== STORED RECORDS

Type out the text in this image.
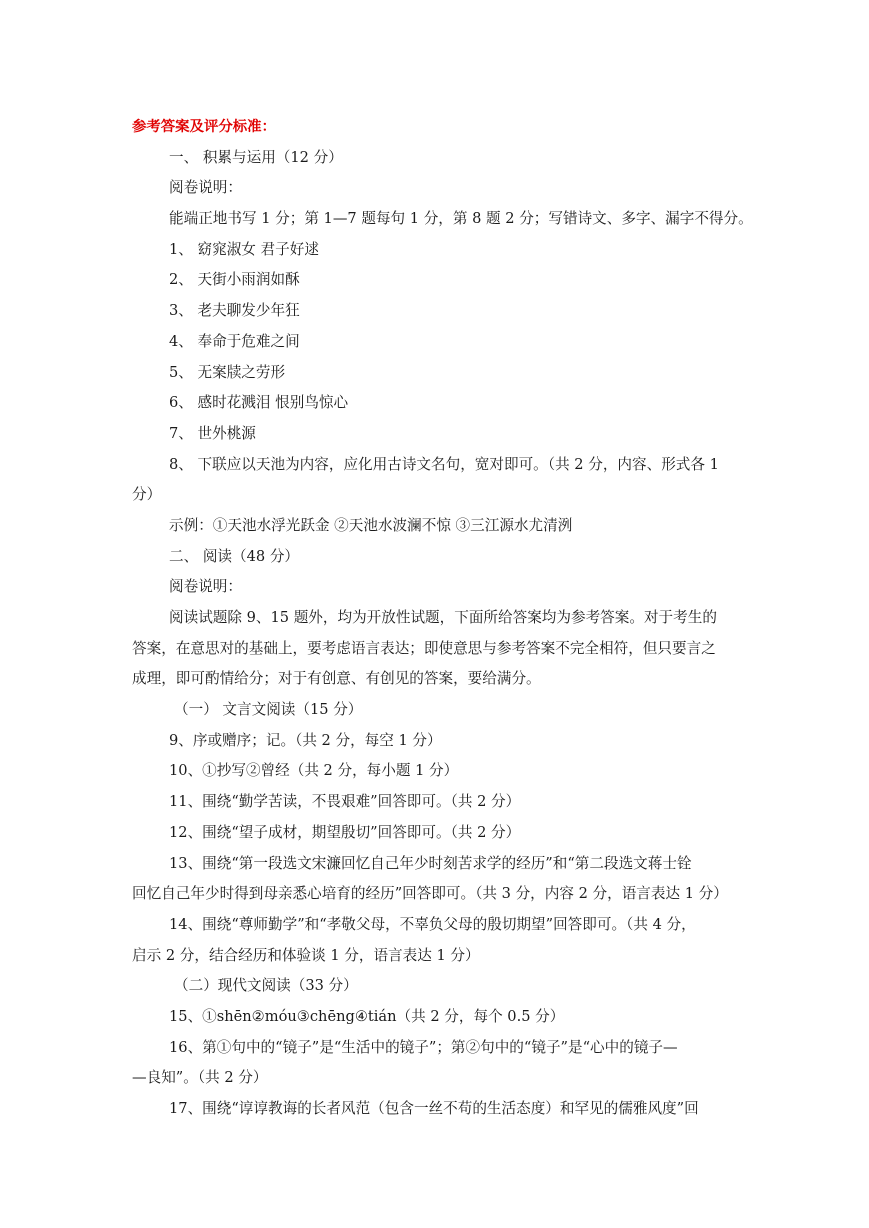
参考答案及评分标准：
一、 积累与运用（12 分）
阅卷说明：
能端正地书写 1 分；第 1—7 题每句 1 分，第 8 题 2 分；写错诗文、多字、漏字不得分。
1、 窈窕淑女 君子好逑
2、 天街小雨润如酥
3、 老夫聊发少年狂
4、 奉命于危难之间
5、 无案牍之劳形
6、 感时花溅泪 恨别鸟惊心
7、 世外桃源
8、 下联应以天池为内容，应化用古诗文名句，宽对即可。（共 2 分，内容、形式各 1
分）
示例：①天池水浮光跃金 ②天池水波澜不惊 ③三江源水尤清洌
二、 阅读（48 分）
阅卷说明：
阅读试题除 9、15 题外，均为开放性试题，下面所给答案均为参考答案。对于考生的
答案，在意思对的基础上，要考虑语言表达；即使意思与参考答案不完全相符，但只要言之
成理，即可酌情给分；对于有创意、有创见的答案，要给满分。
（一） 文言文阅读（15 分）
9、序或赠序；记。（共 2 分，每空 1 分）
10、①抄写②曾经（共 2 分，每小题 1 分）
11、围绕“勤学苦读，不畏艰难”回答即可。（共 2 分）
12、围绕“望子成材，期望殷切”回答即可。（共 2 分）
13、围绕“第一段选文宋濂回忆自己年少时刻苦求学的经历”和“第二段选文蒋士铨
回忆自己年少时得到母亲悉心培育的经历”回答即可。（共 3 分，内容 2 分，语言表达 1 分）
14、围绕“尊师勤学”和“孝敬父母，不辜负父母的殷切期望”回答即可。（共 4 分，
启示 2 分，结合经历和体验谈 1 分，语言表达 1 分）
（二）现代文阅读（33 分）
15、①shēn②móu③chēng④tián（共 2 分，每个 0.5 分）
16、第①句中的“镜子”是“生活中的镜子”；第②句中的“镜子”是“心中的镜子—
—良知”。（共 2 分）
17、围绕“谆谆教诲的长者风范（包含一丝不苟的生活态度）和罕见的儒雅风度”回
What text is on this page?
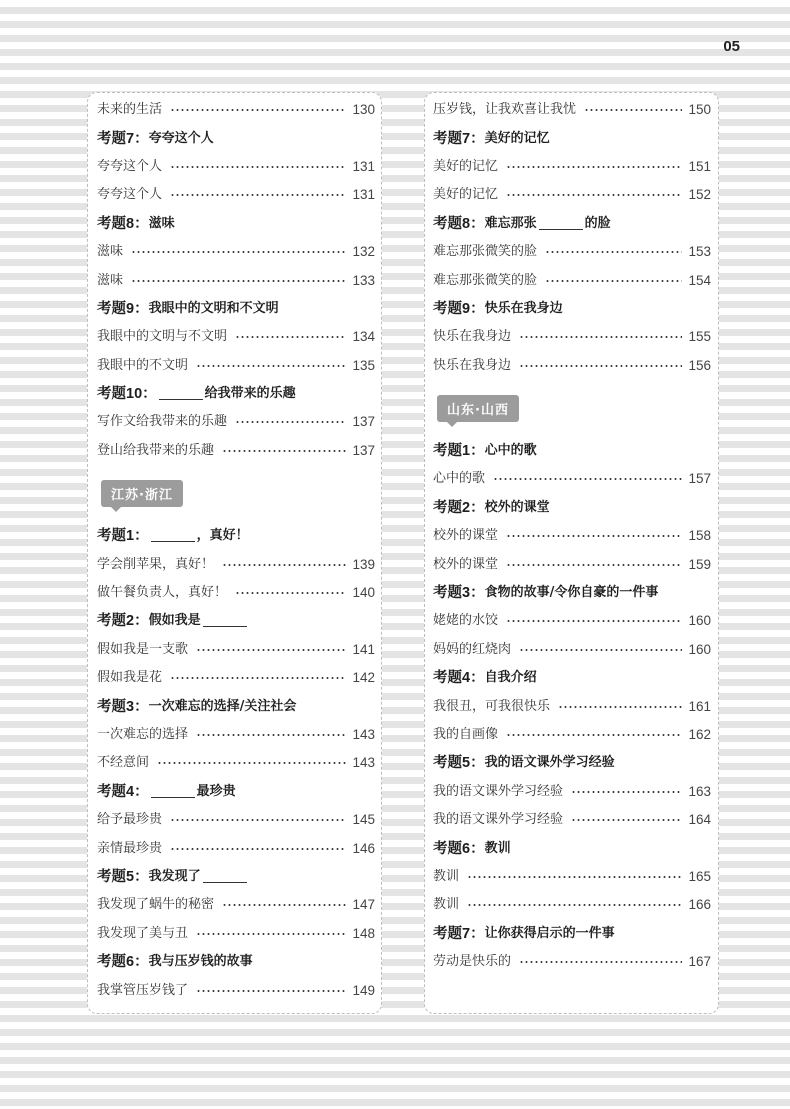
05
未来的生活	130
考题7： 夸夸这个人
夸夸这个人	131
夸夸这个人	131
考题8： 滋味
滋味	132
滋味	133
考题9： 我眼中的文明和不文明
我眼中的文明与不文明	134
我眼中的不文明	135
考题10：	给我带来的乐趣
写作文给我带来的乐趣	137
登山给我带来的乐趣	137
江苏·浙江
考题1：	，真好！
学会削苹果，真好！	139
做午餐负责人，真好！	140
考题2： 假如我是
假如我是一支歌	141
假如我是花	142
考题3： 一次难忘的选择/关注社会
一次难忘的选择	143
不经意间	143
考题4：	最珍贵
给予最珍贵	145
亲情最珍贵	146
考题5： 我发现了
我发现了蜗牛的秘密	147
我发现了美与丑	148
考题6： 我与压岁钱的故事
我掌管压岁钱了	149
压岁钱，让我欢喜让我忧	150
考题7： 美好的记忆
美好的记忆	151
美好的记忆	152
考题8： 难忘那张	的脸
难忘那张微笑的脸	153
难忘那张微笑的脸	154
考题9： 快乐在我身边
快乐在我身边	155
快乐在我身边	156
山东·山西
考题1： 心中的歌
心中的歌	157
考题2： 校外的课堂
校外的课堂	158
校外的课堂	159
考题3： 食物的故事/令你自豪的一件事
姥姥的水饺	160
妈妈的红烧肉	160
考题4： 自我介绍
我很丑，可我很快乐	161
我的自画像	162
考题5： 我的语文课外学习经验
我的语文课外学习经验	163
我的语文课外学习经验	164
考题6： 教训
教训	165
教训	166
考题7： 让你获得启示的一件事
劳动是快乐的	167
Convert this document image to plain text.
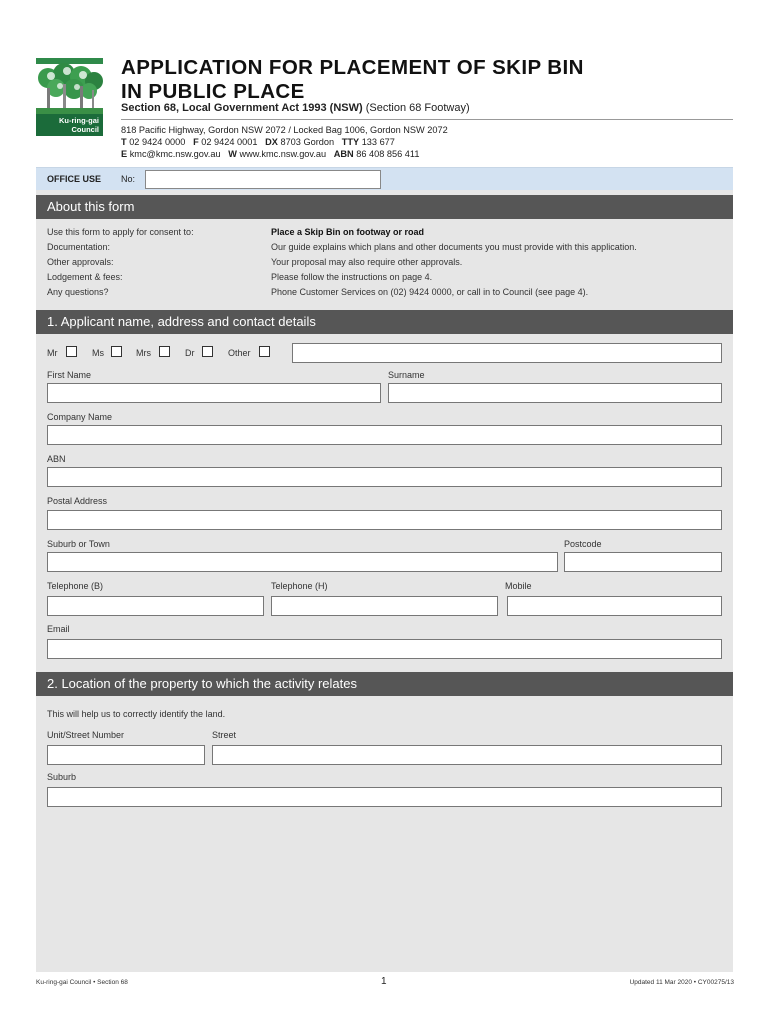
Ku-ring-gai
Council
APPLICATION FOR PLACEMENT OF SKIP BIN
IN PUBLIC PLACE
Section 68, Local Government Act 1993 (NSW) (Section 68 Footway)
818 Pacific Highway, Gordon NSW 2072 / Locked Bag 1006, Gordon NSW 2072
T 02 9424 0000 F 02 9424 0001 DX 8703 Gordon TTY 133 677
E kmc@kmc.nsw.gov.au W www.kmc.nsw.gov.au ABN 86 408 856 411
OFFICE USE No:
About this form
Use this form to apply for consent to:	Place a Skip Bin on footway or road
Documentation:	Our guide explains which plans and other documents you must provide with this application.
Other approvals:	Your proposal may also require other approvals.
Lodgement & fees:	Please follow the instructions on page 4.
Any questions?	Phone Customer Services on (02) 9424 0000, or call in to Council (see page 4).
1. Applicant name, address and contact details
Mr	Ms	Mrs	Dr	Other
First Name	Surname
Company Name
ABN
Postal Address
Suburb or Town	Postcode
Telephone (B)	Telephone (H)	Mobile
Email
2. Location of the property to which the activity relates
This will help us to correctly identify the land.
Unit/Street Number	Street
Suburb
Ku-ring-gai Council • Section 68	1	Updated 11 Mar 2020 • CY00275/13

====

THE PROBLEM:
Identify each line holding the string "回答即可", and copy it out.

REPLY:
11、围绕“勤学苦读，不畏艰难”回答即可。（共 2 分）
12、围绕“望子成材，期望殷切”回答即可。（共 2 分）
回忆自己年少时得到母亲悉心培育的经历”回答即可。（共 3 分，内容 2 分，语言表达 1 分）
14、围绕“尊师勤学”和“孝敬父母，不辜负父母的殷切期望”回答即可。（共 4 分，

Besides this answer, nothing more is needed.